Go through the entries one line at a time, and gather every line that has the word "front".

**** Records for processing ****

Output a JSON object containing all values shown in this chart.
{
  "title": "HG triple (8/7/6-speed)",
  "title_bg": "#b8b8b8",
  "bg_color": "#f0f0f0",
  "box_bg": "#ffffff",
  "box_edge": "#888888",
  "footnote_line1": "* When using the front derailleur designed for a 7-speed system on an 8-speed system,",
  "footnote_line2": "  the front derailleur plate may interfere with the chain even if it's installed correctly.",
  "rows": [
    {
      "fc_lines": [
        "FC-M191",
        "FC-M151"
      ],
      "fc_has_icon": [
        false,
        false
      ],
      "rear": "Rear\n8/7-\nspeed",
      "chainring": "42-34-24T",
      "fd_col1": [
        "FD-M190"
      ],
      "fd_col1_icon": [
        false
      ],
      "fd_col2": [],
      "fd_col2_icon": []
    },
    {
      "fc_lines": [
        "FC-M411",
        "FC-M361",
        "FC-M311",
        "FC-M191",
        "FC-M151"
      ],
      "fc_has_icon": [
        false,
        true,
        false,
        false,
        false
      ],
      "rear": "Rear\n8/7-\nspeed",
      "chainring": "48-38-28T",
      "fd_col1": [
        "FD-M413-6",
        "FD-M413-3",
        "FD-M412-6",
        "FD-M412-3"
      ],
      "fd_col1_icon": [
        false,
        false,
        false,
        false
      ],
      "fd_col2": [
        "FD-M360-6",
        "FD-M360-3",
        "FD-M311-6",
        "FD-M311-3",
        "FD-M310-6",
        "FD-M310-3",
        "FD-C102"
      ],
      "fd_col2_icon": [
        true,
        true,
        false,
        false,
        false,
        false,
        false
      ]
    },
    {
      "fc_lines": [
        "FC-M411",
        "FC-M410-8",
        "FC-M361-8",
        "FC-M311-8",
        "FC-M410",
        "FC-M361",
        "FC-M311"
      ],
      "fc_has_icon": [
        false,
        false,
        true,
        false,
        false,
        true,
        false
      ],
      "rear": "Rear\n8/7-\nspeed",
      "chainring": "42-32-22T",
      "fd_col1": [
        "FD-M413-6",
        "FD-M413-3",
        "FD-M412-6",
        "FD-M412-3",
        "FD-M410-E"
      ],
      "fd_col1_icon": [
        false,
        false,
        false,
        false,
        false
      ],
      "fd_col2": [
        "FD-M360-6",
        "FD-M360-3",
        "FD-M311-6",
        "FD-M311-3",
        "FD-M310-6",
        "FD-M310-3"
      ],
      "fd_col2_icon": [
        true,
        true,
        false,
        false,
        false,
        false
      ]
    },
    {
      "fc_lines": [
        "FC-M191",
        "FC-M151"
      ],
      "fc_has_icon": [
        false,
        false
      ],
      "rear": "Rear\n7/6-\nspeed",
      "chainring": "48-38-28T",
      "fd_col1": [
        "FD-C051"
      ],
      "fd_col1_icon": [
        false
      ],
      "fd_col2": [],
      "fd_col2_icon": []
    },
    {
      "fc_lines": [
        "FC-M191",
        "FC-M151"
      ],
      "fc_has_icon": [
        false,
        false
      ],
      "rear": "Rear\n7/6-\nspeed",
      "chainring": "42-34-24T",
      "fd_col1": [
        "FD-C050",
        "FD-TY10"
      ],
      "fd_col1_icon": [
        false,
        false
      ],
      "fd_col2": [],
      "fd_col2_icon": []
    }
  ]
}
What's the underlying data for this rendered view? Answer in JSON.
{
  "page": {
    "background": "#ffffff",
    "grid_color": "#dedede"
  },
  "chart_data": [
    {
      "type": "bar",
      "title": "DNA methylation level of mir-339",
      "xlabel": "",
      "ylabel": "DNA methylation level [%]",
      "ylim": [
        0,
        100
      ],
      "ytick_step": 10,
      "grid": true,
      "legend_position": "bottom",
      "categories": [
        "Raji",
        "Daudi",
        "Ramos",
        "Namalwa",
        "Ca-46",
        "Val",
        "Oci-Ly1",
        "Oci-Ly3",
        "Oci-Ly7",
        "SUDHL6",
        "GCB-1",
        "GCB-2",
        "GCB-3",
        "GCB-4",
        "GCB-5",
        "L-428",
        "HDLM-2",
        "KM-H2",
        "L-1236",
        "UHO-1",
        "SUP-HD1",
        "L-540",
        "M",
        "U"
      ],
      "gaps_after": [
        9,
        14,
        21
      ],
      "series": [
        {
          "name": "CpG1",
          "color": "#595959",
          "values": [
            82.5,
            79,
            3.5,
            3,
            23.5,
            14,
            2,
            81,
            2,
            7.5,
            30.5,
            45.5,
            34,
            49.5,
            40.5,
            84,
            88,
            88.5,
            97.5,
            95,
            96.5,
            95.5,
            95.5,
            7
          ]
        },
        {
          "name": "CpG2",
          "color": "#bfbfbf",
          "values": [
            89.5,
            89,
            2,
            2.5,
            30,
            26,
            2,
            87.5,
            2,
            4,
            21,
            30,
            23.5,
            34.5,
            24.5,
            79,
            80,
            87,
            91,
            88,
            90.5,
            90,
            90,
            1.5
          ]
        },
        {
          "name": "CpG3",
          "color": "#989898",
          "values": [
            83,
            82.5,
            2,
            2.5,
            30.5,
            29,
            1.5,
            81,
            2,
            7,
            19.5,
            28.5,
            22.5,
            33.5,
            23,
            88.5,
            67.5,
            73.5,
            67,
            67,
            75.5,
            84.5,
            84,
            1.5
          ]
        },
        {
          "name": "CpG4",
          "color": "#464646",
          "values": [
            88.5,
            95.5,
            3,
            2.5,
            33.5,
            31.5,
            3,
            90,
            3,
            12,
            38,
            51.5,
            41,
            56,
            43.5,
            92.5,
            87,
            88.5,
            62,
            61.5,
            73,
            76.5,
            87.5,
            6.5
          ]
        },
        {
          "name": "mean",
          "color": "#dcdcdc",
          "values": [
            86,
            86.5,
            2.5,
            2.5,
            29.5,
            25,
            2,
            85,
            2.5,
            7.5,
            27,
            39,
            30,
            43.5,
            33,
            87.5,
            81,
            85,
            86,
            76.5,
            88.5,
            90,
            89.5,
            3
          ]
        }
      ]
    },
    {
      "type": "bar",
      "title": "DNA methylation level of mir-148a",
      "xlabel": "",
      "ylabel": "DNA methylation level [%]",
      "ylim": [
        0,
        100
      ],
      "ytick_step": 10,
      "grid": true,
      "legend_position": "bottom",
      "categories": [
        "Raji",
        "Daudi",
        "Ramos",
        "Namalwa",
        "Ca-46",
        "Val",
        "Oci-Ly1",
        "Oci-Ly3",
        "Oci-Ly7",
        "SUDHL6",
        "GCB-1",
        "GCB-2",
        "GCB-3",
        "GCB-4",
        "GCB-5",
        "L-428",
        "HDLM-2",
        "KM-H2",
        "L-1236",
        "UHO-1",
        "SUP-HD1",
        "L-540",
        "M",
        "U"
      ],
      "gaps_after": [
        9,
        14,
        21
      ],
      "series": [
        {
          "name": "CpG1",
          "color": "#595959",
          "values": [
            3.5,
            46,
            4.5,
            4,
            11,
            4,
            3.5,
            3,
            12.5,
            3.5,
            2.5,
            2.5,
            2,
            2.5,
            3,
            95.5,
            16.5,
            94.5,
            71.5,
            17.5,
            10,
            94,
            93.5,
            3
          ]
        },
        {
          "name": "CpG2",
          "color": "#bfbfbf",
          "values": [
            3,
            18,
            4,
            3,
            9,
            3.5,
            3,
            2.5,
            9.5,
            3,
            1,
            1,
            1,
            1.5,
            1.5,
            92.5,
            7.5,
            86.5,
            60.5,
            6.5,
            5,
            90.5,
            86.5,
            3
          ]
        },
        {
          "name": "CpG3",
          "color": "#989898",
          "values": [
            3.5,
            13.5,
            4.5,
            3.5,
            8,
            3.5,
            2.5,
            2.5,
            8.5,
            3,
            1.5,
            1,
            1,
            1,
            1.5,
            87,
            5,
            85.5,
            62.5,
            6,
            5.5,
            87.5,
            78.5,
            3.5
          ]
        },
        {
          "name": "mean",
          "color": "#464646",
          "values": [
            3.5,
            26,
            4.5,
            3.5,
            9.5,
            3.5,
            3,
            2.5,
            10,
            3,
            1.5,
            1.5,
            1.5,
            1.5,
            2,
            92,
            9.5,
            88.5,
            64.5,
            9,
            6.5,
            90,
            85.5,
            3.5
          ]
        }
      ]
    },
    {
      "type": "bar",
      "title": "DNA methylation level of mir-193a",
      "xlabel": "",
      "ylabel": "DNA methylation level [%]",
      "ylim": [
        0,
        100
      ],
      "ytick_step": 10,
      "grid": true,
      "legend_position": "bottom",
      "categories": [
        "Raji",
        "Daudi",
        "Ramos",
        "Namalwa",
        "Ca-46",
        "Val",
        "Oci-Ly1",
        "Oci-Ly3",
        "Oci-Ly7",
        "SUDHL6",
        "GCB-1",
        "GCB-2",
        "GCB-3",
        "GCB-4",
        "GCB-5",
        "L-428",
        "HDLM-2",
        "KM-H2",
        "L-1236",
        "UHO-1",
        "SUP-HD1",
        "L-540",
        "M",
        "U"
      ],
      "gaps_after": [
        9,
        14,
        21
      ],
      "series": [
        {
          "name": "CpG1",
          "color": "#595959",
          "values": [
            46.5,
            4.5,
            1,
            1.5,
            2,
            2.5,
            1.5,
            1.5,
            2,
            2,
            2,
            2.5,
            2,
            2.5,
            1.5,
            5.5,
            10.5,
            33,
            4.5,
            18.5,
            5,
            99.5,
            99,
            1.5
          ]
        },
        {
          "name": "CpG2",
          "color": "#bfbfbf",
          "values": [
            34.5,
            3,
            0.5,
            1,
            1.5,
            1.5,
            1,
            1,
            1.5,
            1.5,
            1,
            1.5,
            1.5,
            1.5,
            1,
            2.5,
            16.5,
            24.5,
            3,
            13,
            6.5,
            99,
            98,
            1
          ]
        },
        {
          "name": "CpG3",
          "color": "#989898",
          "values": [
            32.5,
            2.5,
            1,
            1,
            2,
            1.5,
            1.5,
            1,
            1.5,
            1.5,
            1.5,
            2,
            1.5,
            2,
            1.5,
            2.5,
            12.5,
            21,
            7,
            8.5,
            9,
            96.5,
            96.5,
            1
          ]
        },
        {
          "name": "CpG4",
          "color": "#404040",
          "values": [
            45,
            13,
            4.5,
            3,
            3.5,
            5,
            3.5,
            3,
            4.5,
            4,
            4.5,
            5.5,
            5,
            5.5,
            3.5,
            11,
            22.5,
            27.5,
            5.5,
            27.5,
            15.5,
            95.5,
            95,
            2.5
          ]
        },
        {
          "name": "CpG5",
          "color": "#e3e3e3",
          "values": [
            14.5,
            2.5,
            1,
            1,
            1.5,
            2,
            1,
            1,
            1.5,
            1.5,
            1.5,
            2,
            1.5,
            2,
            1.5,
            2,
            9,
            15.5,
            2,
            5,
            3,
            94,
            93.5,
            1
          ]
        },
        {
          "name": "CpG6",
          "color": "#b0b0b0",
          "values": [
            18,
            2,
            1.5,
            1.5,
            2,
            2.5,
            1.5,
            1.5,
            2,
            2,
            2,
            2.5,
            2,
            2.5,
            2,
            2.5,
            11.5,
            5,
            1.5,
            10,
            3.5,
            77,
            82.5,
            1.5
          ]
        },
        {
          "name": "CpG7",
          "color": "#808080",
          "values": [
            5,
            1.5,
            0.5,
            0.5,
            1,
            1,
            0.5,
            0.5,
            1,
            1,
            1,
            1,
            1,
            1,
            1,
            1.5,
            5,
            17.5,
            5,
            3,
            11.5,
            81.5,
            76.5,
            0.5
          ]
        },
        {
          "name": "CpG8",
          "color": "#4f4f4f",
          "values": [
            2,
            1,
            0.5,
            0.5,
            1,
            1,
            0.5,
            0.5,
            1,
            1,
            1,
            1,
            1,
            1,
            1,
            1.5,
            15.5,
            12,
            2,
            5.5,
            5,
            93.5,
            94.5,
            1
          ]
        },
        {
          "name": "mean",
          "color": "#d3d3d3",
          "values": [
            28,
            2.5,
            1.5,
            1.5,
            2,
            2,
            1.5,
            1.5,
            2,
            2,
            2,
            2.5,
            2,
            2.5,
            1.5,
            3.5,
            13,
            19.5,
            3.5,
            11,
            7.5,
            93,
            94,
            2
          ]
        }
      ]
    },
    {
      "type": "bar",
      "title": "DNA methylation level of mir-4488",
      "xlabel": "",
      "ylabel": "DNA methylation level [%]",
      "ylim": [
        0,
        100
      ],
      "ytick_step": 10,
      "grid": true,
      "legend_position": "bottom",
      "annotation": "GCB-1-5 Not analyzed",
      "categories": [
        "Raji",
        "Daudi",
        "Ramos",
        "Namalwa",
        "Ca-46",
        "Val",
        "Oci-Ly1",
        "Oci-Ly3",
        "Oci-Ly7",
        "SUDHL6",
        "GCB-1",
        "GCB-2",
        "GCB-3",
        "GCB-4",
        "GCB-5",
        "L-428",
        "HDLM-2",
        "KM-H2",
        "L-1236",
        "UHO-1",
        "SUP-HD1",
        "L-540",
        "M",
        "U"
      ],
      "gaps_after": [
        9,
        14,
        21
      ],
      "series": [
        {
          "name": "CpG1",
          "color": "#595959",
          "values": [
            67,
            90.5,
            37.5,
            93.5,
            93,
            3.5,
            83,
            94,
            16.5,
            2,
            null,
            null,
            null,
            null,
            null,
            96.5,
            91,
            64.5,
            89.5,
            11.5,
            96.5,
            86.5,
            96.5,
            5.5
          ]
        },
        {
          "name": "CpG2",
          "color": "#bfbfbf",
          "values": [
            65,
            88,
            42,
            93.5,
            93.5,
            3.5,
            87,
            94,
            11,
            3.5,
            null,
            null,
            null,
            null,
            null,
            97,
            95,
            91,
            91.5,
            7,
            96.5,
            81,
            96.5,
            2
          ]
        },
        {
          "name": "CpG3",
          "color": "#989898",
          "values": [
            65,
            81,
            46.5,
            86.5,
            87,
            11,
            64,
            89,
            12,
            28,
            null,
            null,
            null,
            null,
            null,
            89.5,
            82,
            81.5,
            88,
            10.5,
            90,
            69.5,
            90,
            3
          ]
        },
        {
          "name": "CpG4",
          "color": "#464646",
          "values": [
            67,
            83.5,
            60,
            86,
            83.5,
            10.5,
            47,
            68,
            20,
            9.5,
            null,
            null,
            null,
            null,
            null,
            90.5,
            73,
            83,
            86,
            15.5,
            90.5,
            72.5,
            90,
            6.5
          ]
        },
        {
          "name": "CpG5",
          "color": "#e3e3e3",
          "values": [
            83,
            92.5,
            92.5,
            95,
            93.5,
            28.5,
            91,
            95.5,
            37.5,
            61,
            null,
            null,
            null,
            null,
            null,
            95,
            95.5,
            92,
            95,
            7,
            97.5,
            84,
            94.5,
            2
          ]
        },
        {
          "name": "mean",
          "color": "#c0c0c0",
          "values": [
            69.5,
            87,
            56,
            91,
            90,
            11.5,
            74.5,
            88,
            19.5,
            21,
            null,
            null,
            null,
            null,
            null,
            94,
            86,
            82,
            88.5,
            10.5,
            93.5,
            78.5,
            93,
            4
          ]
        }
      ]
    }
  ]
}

****

## Correct result
  "footnote_line1": "* When using the front derailleur designed for a 7-speed system on an 8-speed system,",
  "footnote_line2": "  the front derailleur plate may interfere with the chain even if it's installed correctly.",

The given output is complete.